▶ Record set
— begin —
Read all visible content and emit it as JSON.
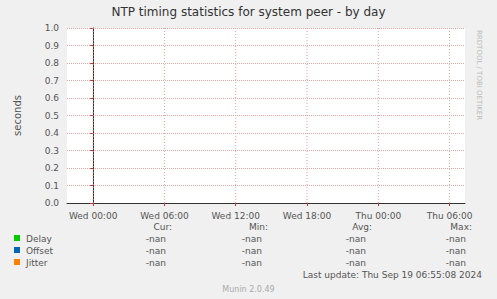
{
  "chart_data": {
    "type": "line",
    "title": "NTP timing statistics for system peer - by day",
    "y_label": "seconds",
    "x": [],
    "xlim": [
      -2.2,
      31.3
    ],
    "xticks": [
      {
        "value": 0,
        "label": "Wed 00:00"
      },
      {
        "value": 6,
        "label": "Wed 06:00"
      },
      {
        "value": 12,
        "label": "Wed 12:00"
      },
      {
        "value": 18,
        "label": "Wed 18:00"
      },
      {
        "value": 24,
        "label": "Thu 00:00"
      },
      {
        "value": 30,
        "label": "Thu 06:00"
      }
    ],
    "ylim": [
      0,
      1
    ],
    "yticks": [
      {
        "value": 0,
        "label": "0.0"
      },
      {
        "value": 0.1,
        "label": "0.1"
      },
      {
        "value": 0.2,
        "label": "0.2"
      },
      {
        "value": 0.3,
        "label": "0.3"
      },
      {
        "value": 0.4,
        "label": "0.4"
      },
      {
        "value": 0.5,
        "label": "0.5"
      },
      {
        "value": 0.6,
        "label": "0.6"
      },
      {
        "value": 0.7,
        "label": "0.7"
      },
      {
        "value": 0.8,
        "label": "0.8"
      },
      {
        "value": 0.9,
        "label": "0.9"
      },
      {
        "value": 1,
        "label": "1.0"
      }
    ],
    "grid": true,
    "legend": "bottom",
    "legend_columns": [
      "Cur:",
      "Min:",
      "Avg:",
      "Max:"
    ],
    "series": [
      {
        "name": "Delay",
        "color": "#00cc00",
        "values": [],
        "stats": [
          "-nan",
          "-nan",
          "-nan",
          "-nan"
        ]
      },
      {
        "name": "Offset",
        "color": "#0066b3",
        "values": [],
        "stats": [
          "-nan",
          "-nan",
          "-nan",
          "-nan"
        ]
      },
      {
        "name": "Jitter",
        "color": "#ff8000",
        "values": [],
        "stats": [
          "-nan",
          "-nan",
          "-nan",
          "-nan"
        ]
      }
    ],
    "footer": "Last update: Thu Sep 19 06:55:08 2024",
    "credit": "Munin 2.0.49",
    "side_text": "RRDTOOL / TOBI OETIKER"
  }
}
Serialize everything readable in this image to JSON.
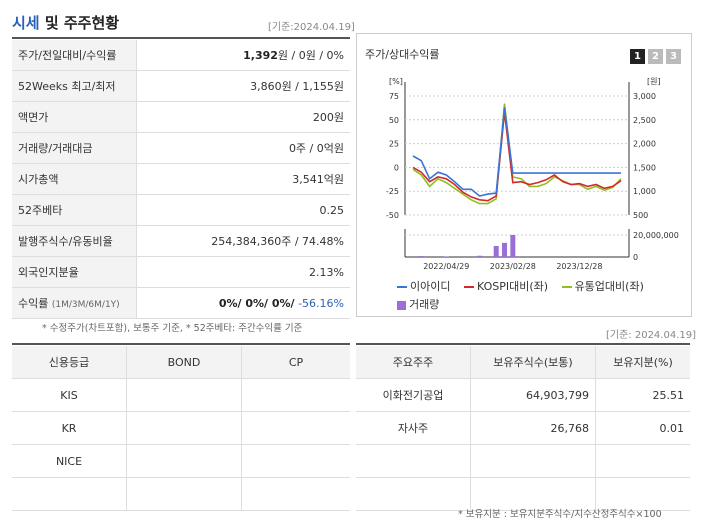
{
  "header": {
    "title_a": "시세",
    "title_b": " 및 주주현황",
    "basis": "[기준:2024.04.19]"
  },
  "price_table": {
    "rows": [
      {
        "label": "주가/전일대비/수익률",
        "value_bold": "1,392",
        "value_rest": "원 / 0원 / 0%"
      },
      {
        "label": "52Weeks 최고/최저",
        "value": "3,860원 / 1,155원"
      },
      {
        "label": "액면가",
        "value": "200원"
      },
      {
        "label": "거래량/거래대금",
        "value": "0주 / 0억원"
      },
      {
        "label": "시가총액",
        "value": "3,541억원"
      },
      {
        "label": "52주베타",
        "value": "0.25"
      },
      {
        "label": "발행주식수/유동비율",
        "value": "254,384,360주 / 74.48%"
      },
      {
        "label": "외국인지분율",
        "value": "2.13%"
      },
      {
        "label": "수익률",
        "label_small": "(1M/3M/6M/1Y)",
        "value_bold": "0%/ 0%/ 0%/",
        "value_neg": " -56.16%"
      }
    ],
    "note": "* 수정주가(차트포함), 보통주 기준, * 52주베타: 주간수익률 기준"
  },
  "chart_panel": {
    "title": "주가/상대수익률",
    "pages": [
      "1",
      "2",
      "3"
    ],
    "legend": {
      "s1": "이아이디",
      "s2": "KOSPI대비(좌)",
      "s3": "유통업대비(좌)",
      "s4": "거래량"
    },
    "colors": {
      "s1": "#3a74d8",
      "s2": "#d22a2a",
      "s3": "#8fbf1e",
      "vol": "#9b6dd6"
    }
  },
  "chart_data": {
    "type": "line",
    "left_unit": "[%]",
    "right_unit": "[원]",
    "left_ticks": [
      "75",
      "50",
      "25",
      "0",
      "-25",
      "-50"
    ],
    "right_ticks": [
      "3,000",
      "2,500",
      "2,000",
      "1,500",
      "1,000",
      "500"
    ],
    "volume_ticks": [
      "20,000,000",
      "0"
    ],
    "x_ticks": [
      "2022/04/29",
      "2023/02/28",
      "2023/12/28"
    ],
    "ylim_left": [
      -50,
      75
    ],
    "series": [
      {
        "name": "이아이디",
        "values": [
          12,
          7,
          -12,
          -5,
          -8,
          -15,
          -23,
          -23,
          -30,
          -28,
          -27,
          63,
          -6,
          -6,
          -6,
          -6,
          -6,
          -6,
          -6,
          -6,
          -6,
          -6,
          -6,
          -6,
          -6,
          -6
        ]
      },
      {
        "name": "KOSPI대비(좌)",
        "values": [
          0,
          -5,
          -15,
          -10,
          -12,
          -18,
          -26,
          -31,
          -34,
          -35,
          -30,
          58,
          -16,
          -15,
          -18,
          -16,
          -13,
          -8,
          -15,
          -18,
          -17,
          -20,
          -18,
          -22,
          -20,
          -14
        ]
      },
      {
        "name": "유통업대비(좌)",
        "values": [
          -2,
          -8,
          -20,
          -12,
          -16,
          -22,
          -28,
          -34,
          -38,
          -38,
          -33,
          67,
          -10,
          -12,
          -20,
          -20,
          -17,
          -10,
          -14,
          -18,
          -18,
          -23,
          -20,
          -24,
          -21,
          -12
        ]
      }
    ],
    "volume": [
      0,
      0.3,
      0,
      0,
      0.2,
      0,
      0,
      0,
      0.4,
      0,
      3.5,
      4.5,
      7,
      0,
      0,
      0,
      0,
      0,
      0,
      0,
      0,
      0,
      0,
      0,
      0,
      0
    ]
  },
  "credit_table": {
    "headers": [
      "신용등급",
      "BOND",
      "CP"
    ],
    "rows": [
      [
        "KIS",
        "",
        ""
      ],
      [
        "KR",
        "",
        ""
      ],
      [
        "NICE",
        "",
        ""
      ],
      [
        "",
        "",
        ""
      ]
    ]
  },
  "holder_table": {
    "basis": "[기준: 2024.04.19]",
    "headers": [
      "주요주주",
      "보유주식수(보통)",
      "보유지분(%)"
    ],
    "rows": [
      [
        "이화전기공업",
        "64,903,799",
        "25.51"
      ],
      [
        "자사주",
        "26,768",
        "0.01"
      ],
      [
        "",
        "",
        ""
      ],
      [
        "",
        "",
        ""
      ]
    ],
    "note": "* 보유지분 : 보유지분주식수/지수산정주식수×100"
  }
}
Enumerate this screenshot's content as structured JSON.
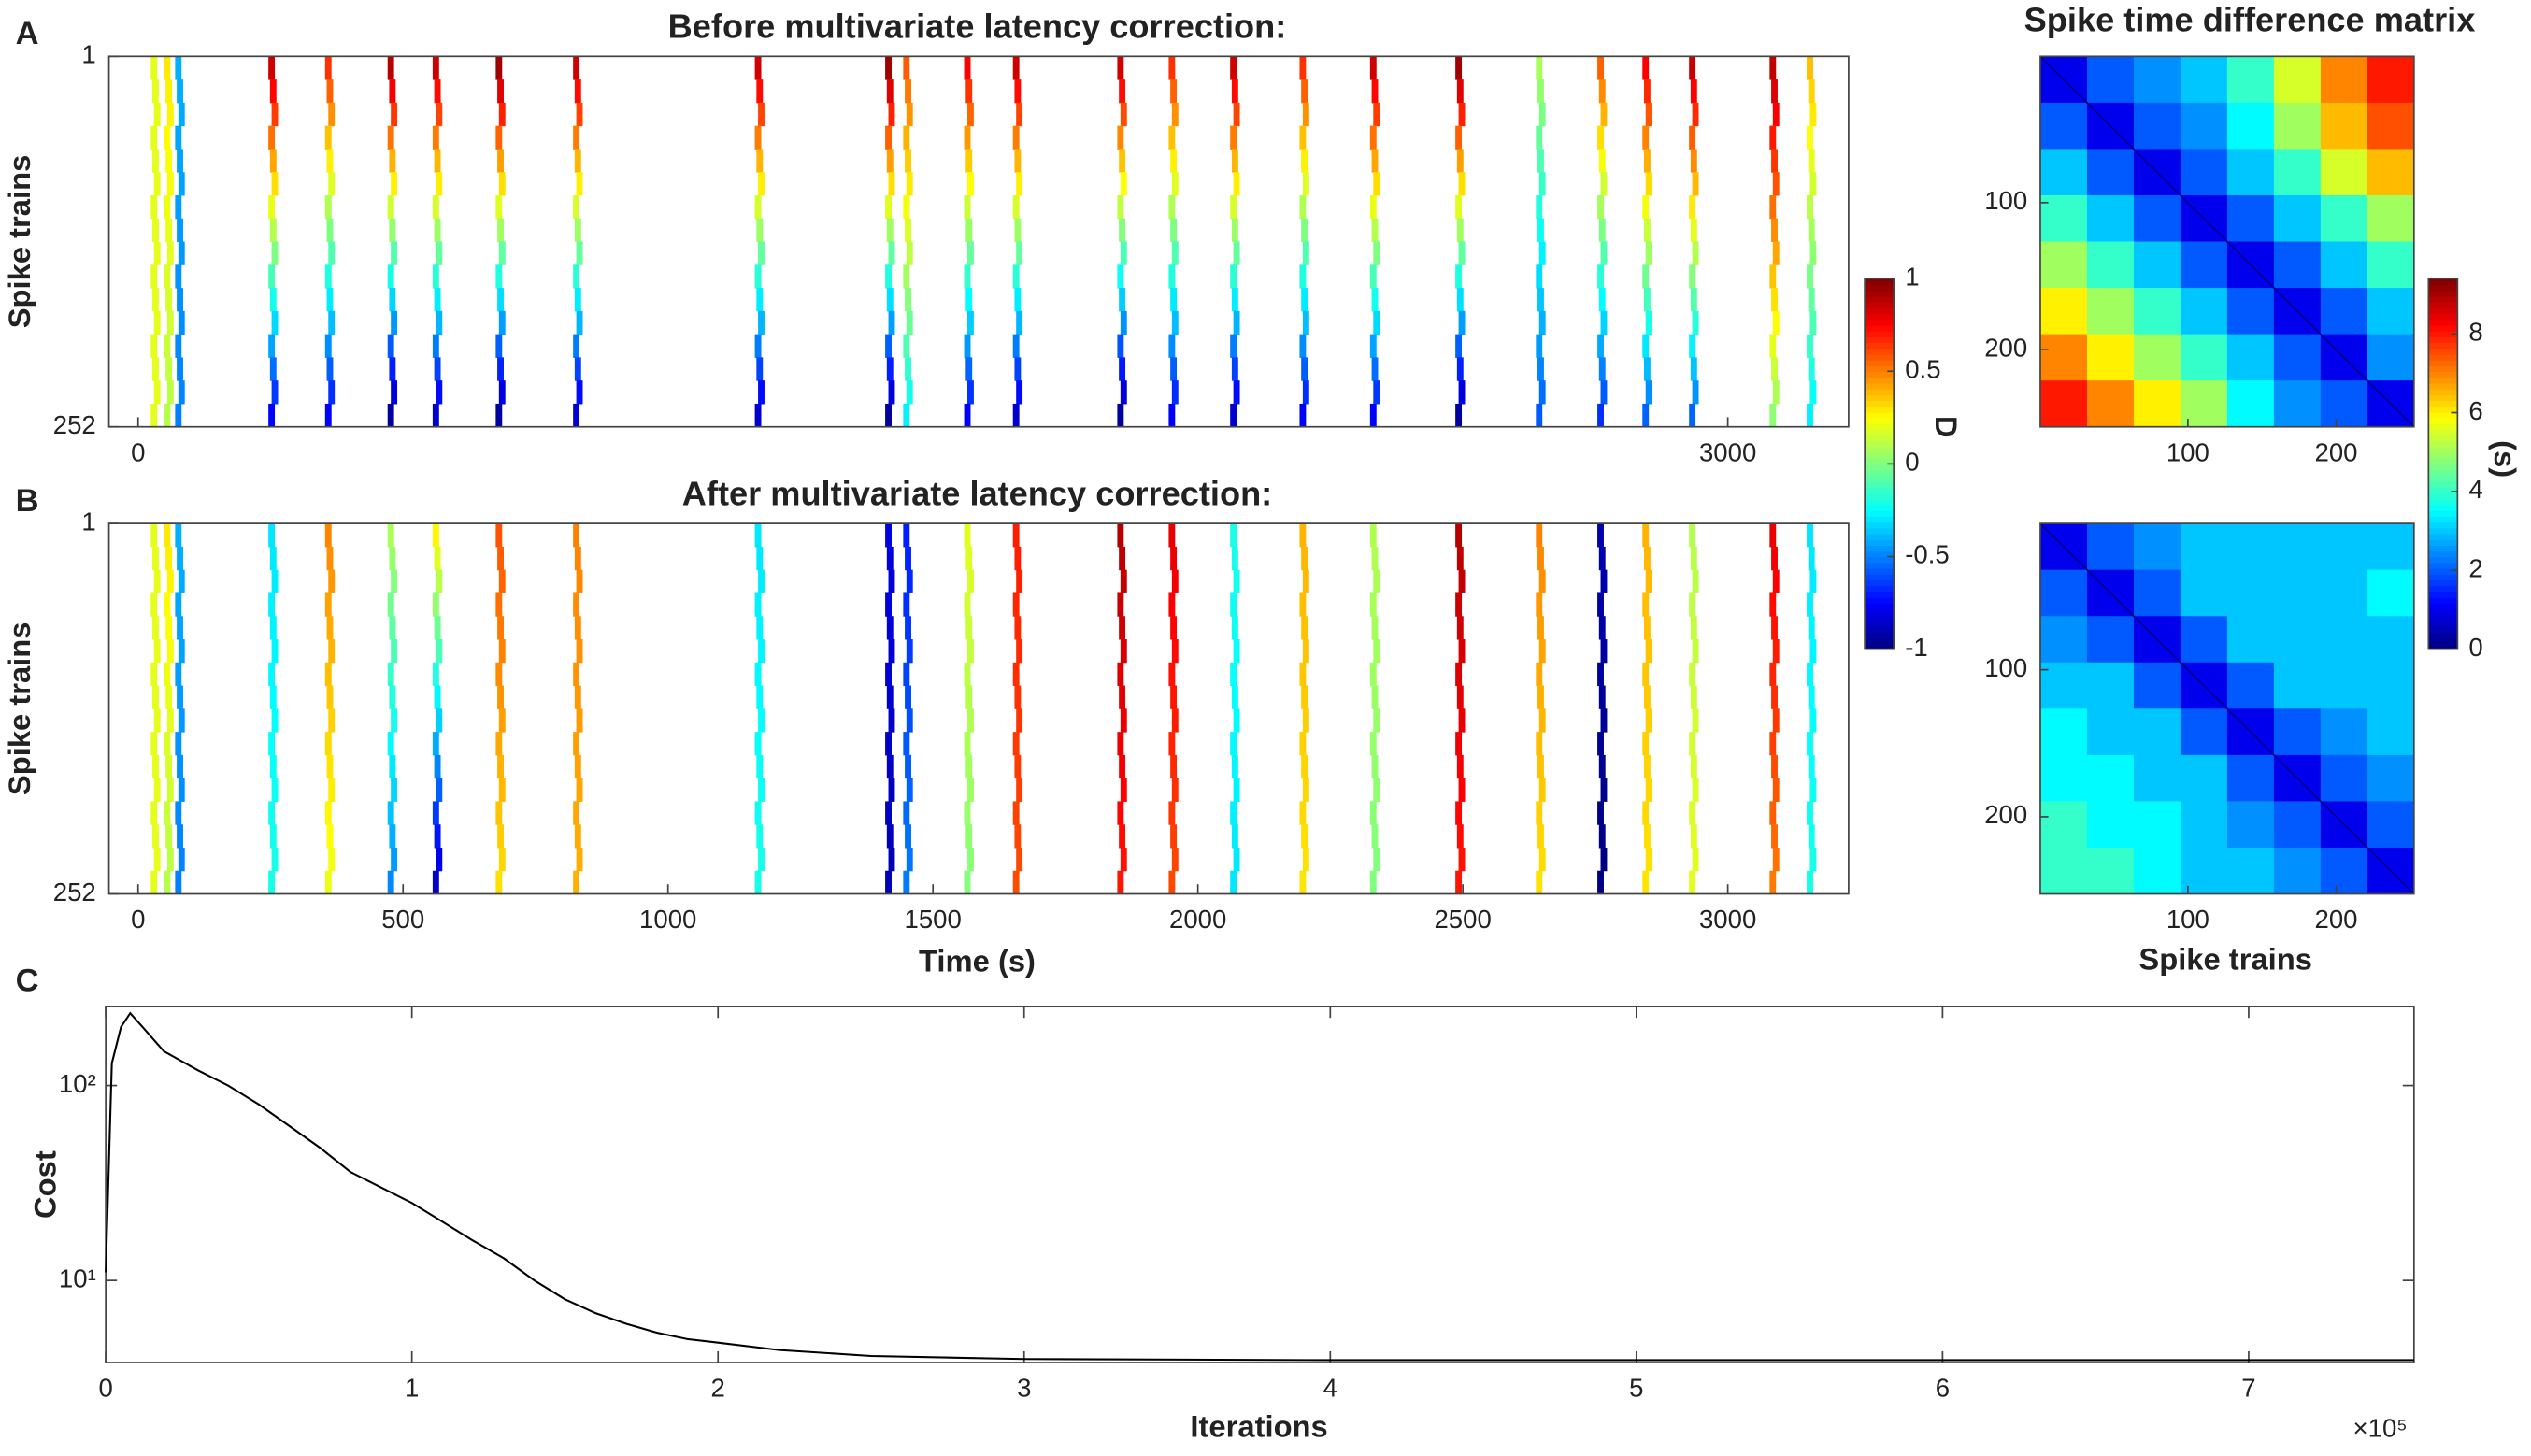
{
  "chart_data": [
    {
      "type": "raster",
      "panel_label": "A",
      "title": "Before multivariate latency correction:",
      "ylabel": "Spike trains",
      "x": [
        33,
        58,
        79,
        255,
        362,
        480,
        565,
        684,
        830,
        1173,
        1419,
        1453,
        1568,
        1660,
        1857,
        1954,
        2070,
        2201,
        2334,
        2495,
        2647,
        2763,
        2848,
        2936,
        3088,
        3158
      ],
      "d_top": [
        0.2,
        0.3,
        -0.4,
        0.9,
        0.7,
        0.95,
        0.9,
        1,
        0.9,
        0.9,
        1,
        0.6,
        0.8,
        0.9,
        0.9,
        0.7,
        0.9,
        0.7,
        0.9,
        1,
        0.1,
        0.6,
        0.8,
        0.9,
        0.9,
        0.4
      ],
      "d_bottom": [
        0.2,
        0.1,
        -0.5,
        -0.8,
        -0.8,
        -1,
        -0.9,
        -1,
        -0.9,
        -0.9,
        -1,
        -0.3,
        -0.8,
        -0.9,
        -1,
        -0.8,
        -0.9,
        -0.8,
        -0.8,
        -1,
        -0.6,
        -0.7,
        -0.6,
        -0.6,
        0,
        -0.3
      ],
      "xlim": [
        -55,
        3228
      ],
      "xticks": [
        0,
        3000
      ],
      "ylim": [
        1,
        252
      ],
      "yticks": [
        1,
        252
      ],
      "colorbar": {
        "label": "D",
        "lim": [
          -1,
          1
        ],
        "ticks": [
          1,
          0.5,
          0,
          -0.5,
          -1
        ]
      }
    },
    {
      "type": "raster",
      "panel_label": "B",
      "title": "After multivariate latency correction:",
      "ylabel": "Spike trains",
      "xlabel": "Time (s)",
      "x": [
        33,
        58,
        79,
        255,
        362,
        480,
        565,
        684,
        830,
        1173,
        1419,
        1453,
        1568,
        1660,
        1857,
        1954,
        2070,
        2201,
        2334,
        2495,
        2647,
        2763,
        2848,
        2936,
        3088,
        3158
      ],
      "d_top": [
        0.2,
        0.3,
        -0.4,
        -0.3,
        0.5,
        0.1,
        0.3,
        0.6,
        0.5,
        -0.3,
        -0.8,
        -0.7,
        0.2,
        0.7,
        0.9,
        0.8,
        -0.2,
        0.4,
        0.1,
        0.9,
        0.5,
        -0.9,
        0.4,
        0.1,
        0.8,
        -0.3
      ],
      "d_bottom": [
        0.2,
        0.1,
        -0.5,
        -0.2,
        0.2,
        -0.5,
        -0.9,
        0.3,
        0.4,
        -0.2,
        -0.9,
        -0.5,
        0,
        0.6,
        0.7,
        0.6,
        -0.3,
        0.3,
        0,
        0.7,
        0.3,
        -1,
        0.3,
        0.2,
        0.5,
        -0.2
      ],
      "xlim": [
        -55,
        3228
      ],
      "xticks": [
        0,
        500,
        1000,
        1500,
        2000,
        2500,
        3000
      ],
      "ylim": [
        1,
        252
      ],
      "yticks": [
        1,
        252
      ]
    },
    {
      "type": "heatmap",
      "title": "Spike time difference matrix",
      "values": [
        [
          1,
          2,
          2.5,
          3,
          4,
          5.5,
          7,
          8
        ],
        [
          2,
          1,
          2,
          2.5,
          3.5,
          5,
          6.5,
          7.5
        ],
        [
          3,
          2,
          1,
          2,
          3,
          4,
          5.5,
          6.5
        ],
        [
          4,
          3,
          2,
          1,
          2,
          3,
          4,
          5
        ],
        [
          5,
          4,
          3,
          2,
          1,
          2,
          3,
          4
        ],
        [
          6,
          5,
          4,
          3,
          2,
          1,
          2,
          3
        ],
        [
          7,
          6,
          5,
          4,
          3,
          2,
          1,
          2.5
        ],
        [
          8,
          7,
          6,
          5,
          3.5,
          2.5,
          2,
          1
        ]
      ],
      "xlim": [
        0.5,
        252.5
      ],
      "ylim": [
        0.5,
        252.5
      ],
      "xticks": [
        100,
        200
      ],
      "yticks": [
        100,
        200
      ],
      "colorbar": {
        "label": "(s)",
        "lim": [
          0,
          9.4
        ],
        "ticks": [
          0,
          2,
          4,
          6,
          8
        ]
      }
    },
    {
      "type": "heatmap",
      "xlabel": "Spike trains",
      "values": [
        [
          1,
          2,
          2.5,
          3,
          3,
          3,
          3,
          3
        ],
        [
          2,
          1,
          2,
          3,
          3,
          3,
          3,
          3.5
        ],
        [
          2.5,
          2,
          1,
          2,
          3,
          3,
          3,
          3
        ],
        [
          3,
          3,
          2,
          1,
          2,
          3,
          3,
          3
        ],
        [
          3.5,
          3,
          3,
          2,
          1,
          2,
          2.5,
          3
        ],
        [
          3.5,
          3.5,
          3,
          3,
          2,
          1,
          2,
          2.5
        ],
        [
          4,
          3.5,
          3.5,
          3,
          2.5,
          2,
          1,
          2
        ],
        [
          4,
          4,
          3.5,
          3,
          3,
          2.5,
          2,
          1
        ]
      ],
      "xlim": [
        0.5,
        252.5
      ],
      "ylim": [
        0.5,
        252.5
      ],
      "xticks": [
        100,
        200
      ],
      "yticks": [
        100,
        200
      ]
    },
    {
      "type": "line",
      "panel_label": "C",
      "ylabel": "Cost",
      "xlabel": "Iterations",
      "x_multiplier": "×10⁵",
      "log_y": true,
      "color": "#000000",
      "x": [
        0,
        0.02,
        0.05,
        0.08,
        0.12,
        0.19,
        0.3,
        0.4,
        0.5,
        0.6,
        0.7,
        0.8,
        0.9,
        1.0,
        1.1,
        1.2,
        1.3,
        1.4,
        1.5,
        1.6,
        1.7,
        1.8,
        1.9,
        2.0,
        2.2,
        2.5,
        3,
        4,
        5,
        6,
        7,
        7.54
      ],
      "values": [
        11,
        130,
        200,
        235,
        200,
        150,
        120,
        100,
        80,
        62,
        48,
        36,
        30,
        25,
        20,
        16,
        13,
        10,
        8,
        6.8,
        6,
        5.4,
        5,
        4.8,
        4.4,
        4.1,
        3.95,
        3.9,
        3.9,
        3.9,
        3.9,
        3.9
      ],
      "xlim": [
        0,
        7.54
      ],
      "xticks": [
        0,
        1,
        2,
        3,
        4,
        5,
        6,
        7
      ],
      "ylim": [
        3.79,
        254
      ],
      "yticks": [
        {
          "value": 10,
          "label": "10¹"
        },
        {
          "value": 100,
          "label": "10²"
        }
      ]
    }
  ]
}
— end —
▶ What you should do
Say how many lines in the records contain the string "latency", and say nothing else.

▶ Exercise answer
2